Quanto ao primeiro fundamento

50.
    Na primeira parte do seu primeiro fundamento, as recorrentes sustentam que o Tribunal de Primeira Instância desvirtuou a decisão controvertida ao negar que a mesma assentava em dois motivos distintos, a saber a existência do Livro Verde sobre os Serviços Postais e das Directrizes para o Desenvolvimento dos Serviços Postais Comunitários, por um lado, e da decisão GD Net, por outro.

51.
    Na segunda parte do primeiro fundamento, as recorrentes alegam que o Tribunal de Primeira Instância desvirtuou igualmente a decisão controvertida ao introduzir-lhe um motivo assente no «interesse comunitário» que não era mencionado.

52.
    A este respeito, verifica-se que o Tribunal de Primeira Instância pôde acertadamente considerar que a falta de interesse comunitário estava subjacente a toda a decisão controvertida.

53.
    Ao longo desta, a Comissão examinou com efeito se era oportuno que interviesse de novo num domínio em que já tinha tomado iniciativas como o Livro Verde, as Directrizes e a decisão GD Net. Tendo estas iniciativas apenas sido mencionadas nesta óptica, não podem ser vistas como motivos autónomos de rejeição de denúncia.

54.
    Face a tais considerações, há que rejeitar o primeiro fundamento.

Quanto ao segundo fundamento

55.
    Com o seu segundo fundamento, as recorrentes acusam o Tribunal de Primeira Instância de ter cometido um erro de direito ao declarar que a Comissão podia, para fundamentar a decisão controvertida, referir-se a outra decisão.

56.
    Em sua opinião, toda e qualquer decisão judicial ou administrativa deve bastar-se e ela própria, devendo o seu autor decidir consoante as circunstâncias específicas de cada caso concreto.

DADOS FORNECIDOS —
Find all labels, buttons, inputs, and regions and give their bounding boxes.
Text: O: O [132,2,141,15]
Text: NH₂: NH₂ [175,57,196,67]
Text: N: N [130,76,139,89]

==

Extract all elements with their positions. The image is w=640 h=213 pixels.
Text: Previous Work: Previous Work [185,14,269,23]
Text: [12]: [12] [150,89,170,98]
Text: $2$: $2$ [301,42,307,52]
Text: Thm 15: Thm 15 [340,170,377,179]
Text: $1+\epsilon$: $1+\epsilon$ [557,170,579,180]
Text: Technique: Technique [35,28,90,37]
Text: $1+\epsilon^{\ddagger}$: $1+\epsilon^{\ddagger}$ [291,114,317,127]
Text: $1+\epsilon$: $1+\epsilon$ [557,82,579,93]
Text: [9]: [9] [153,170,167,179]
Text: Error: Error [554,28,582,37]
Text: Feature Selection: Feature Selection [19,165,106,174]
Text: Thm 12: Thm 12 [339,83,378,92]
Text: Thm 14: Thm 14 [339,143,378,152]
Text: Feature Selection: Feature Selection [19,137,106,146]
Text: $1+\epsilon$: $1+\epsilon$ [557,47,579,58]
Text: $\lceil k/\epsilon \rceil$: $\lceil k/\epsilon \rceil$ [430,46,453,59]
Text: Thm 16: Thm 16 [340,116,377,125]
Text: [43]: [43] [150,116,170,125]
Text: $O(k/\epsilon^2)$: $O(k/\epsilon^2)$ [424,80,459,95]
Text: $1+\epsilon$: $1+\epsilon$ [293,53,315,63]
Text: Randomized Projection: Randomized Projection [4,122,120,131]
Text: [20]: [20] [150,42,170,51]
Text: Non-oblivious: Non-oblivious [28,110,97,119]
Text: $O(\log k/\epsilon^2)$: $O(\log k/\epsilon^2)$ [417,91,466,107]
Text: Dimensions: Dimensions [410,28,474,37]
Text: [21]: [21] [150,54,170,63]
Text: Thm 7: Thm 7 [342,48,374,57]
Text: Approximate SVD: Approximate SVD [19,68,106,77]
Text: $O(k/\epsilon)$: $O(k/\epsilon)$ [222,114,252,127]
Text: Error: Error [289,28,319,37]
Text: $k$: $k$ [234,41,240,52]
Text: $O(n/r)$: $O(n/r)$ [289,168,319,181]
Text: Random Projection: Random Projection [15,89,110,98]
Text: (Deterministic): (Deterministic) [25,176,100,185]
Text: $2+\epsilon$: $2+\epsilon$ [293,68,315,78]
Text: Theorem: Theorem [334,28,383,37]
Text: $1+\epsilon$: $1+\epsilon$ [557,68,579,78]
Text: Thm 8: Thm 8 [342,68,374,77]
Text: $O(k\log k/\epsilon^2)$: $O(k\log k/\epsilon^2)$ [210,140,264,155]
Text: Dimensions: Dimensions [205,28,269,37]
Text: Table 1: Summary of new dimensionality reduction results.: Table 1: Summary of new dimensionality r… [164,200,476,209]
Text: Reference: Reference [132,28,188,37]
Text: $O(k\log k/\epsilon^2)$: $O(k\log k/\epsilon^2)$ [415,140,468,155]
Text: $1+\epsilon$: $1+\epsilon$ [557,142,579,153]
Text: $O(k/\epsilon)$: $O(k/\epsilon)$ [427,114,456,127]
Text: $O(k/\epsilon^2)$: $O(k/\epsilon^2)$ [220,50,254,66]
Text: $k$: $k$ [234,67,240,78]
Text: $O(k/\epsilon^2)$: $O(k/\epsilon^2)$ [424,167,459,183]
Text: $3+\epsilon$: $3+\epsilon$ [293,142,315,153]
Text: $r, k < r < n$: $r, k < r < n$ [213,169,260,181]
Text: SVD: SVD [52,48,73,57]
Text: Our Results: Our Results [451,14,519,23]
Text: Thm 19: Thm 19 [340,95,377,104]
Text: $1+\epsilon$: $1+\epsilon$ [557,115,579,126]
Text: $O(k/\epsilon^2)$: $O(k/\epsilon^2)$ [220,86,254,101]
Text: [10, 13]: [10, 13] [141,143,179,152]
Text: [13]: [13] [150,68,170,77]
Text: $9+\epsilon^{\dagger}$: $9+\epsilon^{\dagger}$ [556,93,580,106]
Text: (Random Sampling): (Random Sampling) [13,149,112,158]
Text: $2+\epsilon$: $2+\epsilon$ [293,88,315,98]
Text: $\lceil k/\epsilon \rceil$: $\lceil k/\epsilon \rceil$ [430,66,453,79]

---

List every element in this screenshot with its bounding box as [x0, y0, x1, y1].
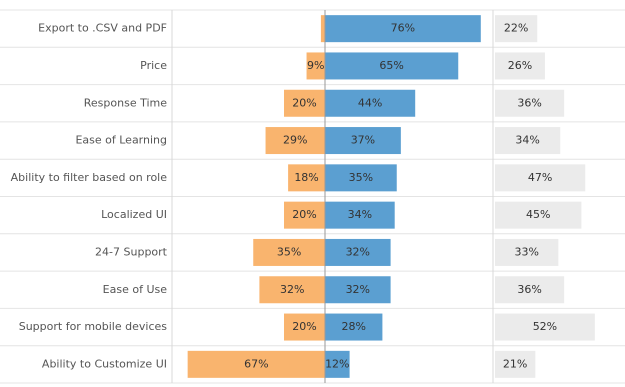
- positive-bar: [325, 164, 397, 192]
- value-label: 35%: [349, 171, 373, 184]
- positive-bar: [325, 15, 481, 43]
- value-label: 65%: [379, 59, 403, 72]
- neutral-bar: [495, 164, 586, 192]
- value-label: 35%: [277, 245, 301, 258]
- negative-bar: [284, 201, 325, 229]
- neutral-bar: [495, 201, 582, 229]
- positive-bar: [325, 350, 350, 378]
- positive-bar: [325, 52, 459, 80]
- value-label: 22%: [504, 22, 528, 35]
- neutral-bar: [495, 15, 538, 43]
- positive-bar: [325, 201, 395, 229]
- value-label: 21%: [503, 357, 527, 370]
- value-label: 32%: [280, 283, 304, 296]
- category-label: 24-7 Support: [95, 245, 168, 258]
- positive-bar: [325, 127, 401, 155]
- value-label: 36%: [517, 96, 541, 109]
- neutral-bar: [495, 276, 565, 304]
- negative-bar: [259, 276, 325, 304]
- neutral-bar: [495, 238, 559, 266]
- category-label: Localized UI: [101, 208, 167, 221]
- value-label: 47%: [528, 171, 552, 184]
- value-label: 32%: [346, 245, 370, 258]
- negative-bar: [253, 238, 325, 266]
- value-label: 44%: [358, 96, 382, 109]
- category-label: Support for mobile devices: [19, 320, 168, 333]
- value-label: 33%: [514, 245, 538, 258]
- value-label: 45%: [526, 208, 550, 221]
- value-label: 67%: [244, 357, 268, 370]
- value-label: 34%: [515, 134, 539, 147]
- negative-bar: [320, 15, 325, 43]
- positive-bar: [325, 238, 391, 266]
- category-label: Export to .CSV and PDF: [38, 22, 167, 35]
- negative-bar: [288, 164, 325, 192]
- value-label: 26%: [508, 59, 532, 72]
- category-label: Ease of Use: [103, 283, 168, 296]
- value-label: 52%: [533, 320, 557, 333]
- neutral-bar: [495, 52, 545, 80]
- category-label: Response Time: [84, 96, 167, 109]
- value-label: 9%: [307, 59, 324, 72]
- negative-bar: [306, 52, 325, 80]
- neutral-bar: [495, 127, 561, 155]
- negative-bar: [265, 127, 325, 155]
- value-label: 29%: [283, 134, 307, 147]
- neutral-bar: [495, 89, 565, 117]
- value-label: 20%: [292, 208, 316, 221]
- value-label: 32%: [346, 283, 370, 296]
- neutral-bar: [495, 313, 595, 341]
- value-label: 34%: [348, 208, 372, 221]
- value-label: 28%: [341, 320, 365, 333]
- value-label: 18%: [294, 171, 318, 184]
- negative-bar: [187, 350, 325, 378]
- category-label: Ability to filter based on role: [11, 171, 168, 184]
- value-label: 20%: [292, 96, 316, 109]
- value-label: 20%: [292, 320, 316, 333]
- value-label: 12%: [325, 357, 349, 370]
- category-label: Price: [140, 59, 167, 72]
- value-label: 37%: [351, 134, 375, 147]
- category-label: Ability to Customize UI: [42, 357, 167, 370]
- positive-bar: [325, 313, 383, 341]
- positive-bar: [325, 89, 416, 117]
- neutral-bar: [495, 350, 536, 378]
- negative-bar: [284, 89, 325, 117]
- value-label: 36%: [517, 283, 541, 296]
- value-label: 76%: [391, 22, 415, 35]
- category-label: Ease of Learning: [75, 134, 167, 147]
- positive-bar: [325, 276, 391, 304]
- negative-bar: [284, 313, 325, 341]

TAREFAS A REALIZAR —
(1) Copie uma parte do trecho citado: comece nas palavras "Na segunda parte" e pare depois de "a decisão controvertida.".
(2) Prossiga com o trecho sobre os fundamentos do recurso das recorrentes a partir do ponto em que ele termina.
Os dados não servem para nada neste exercício.

RESPOSTAS DO EXERCÍCIO —
(1)
Na segunda parte do primeiro fundamento, as recorrentes alegam que o Tribunal de Primeira Instância desvirtuou igualmente a decisão controvertida ao introduzir-lhe um motivo assente no «interesse comunitário» que não era mencionado.

52.
    A este respeito, verifica-se que o Tribunal de Primeira Instância pôde acertadamente considerar que a falta de interesse comunitário estava subjacente a toda a decisão controvertida.

(2)
57.
    Observe-se que, como o advogado-geral assinalou no n.° 20 das suas conclusões, a fundamentação de um acto administrativo pode fazer referência a outros actos e, em especial, mencionar o teor de um acto anterior, sobretudo se for conexo.

58.
    Por conseguinte, ao admitir que, na decisão controvertida, a Comissão se tenha referido à decisão GD Net para considerar que esta tinha levado à cessação das práticas denunciadas, tendo em conta o facto de que vinculava juridicamente a La Poste, que, por efeito da operação de concentração, se retirava do mercado dos serviços de correio rápido internacional, o Tribunal de Primeira Instância não cometeu qualquer erro de direito.

59.
    Deste modo, o segundo fundamento deve ser rejeitado.

Quanto ao terceiro fundamento

60.
    Com o seu terceiro fundamento, subsidiário em relação ao anterior, as recorrentes alegam que, se se revelar que o Tribunal de Primeira Instância não cometeu qualquer erro de direito ao admitir que a Comissão tenha fundamentado a decisão controvertida por remissão para a decisão GD Net, o acórdão impugnado devia ser anulado por contradição de fundamentos.

61.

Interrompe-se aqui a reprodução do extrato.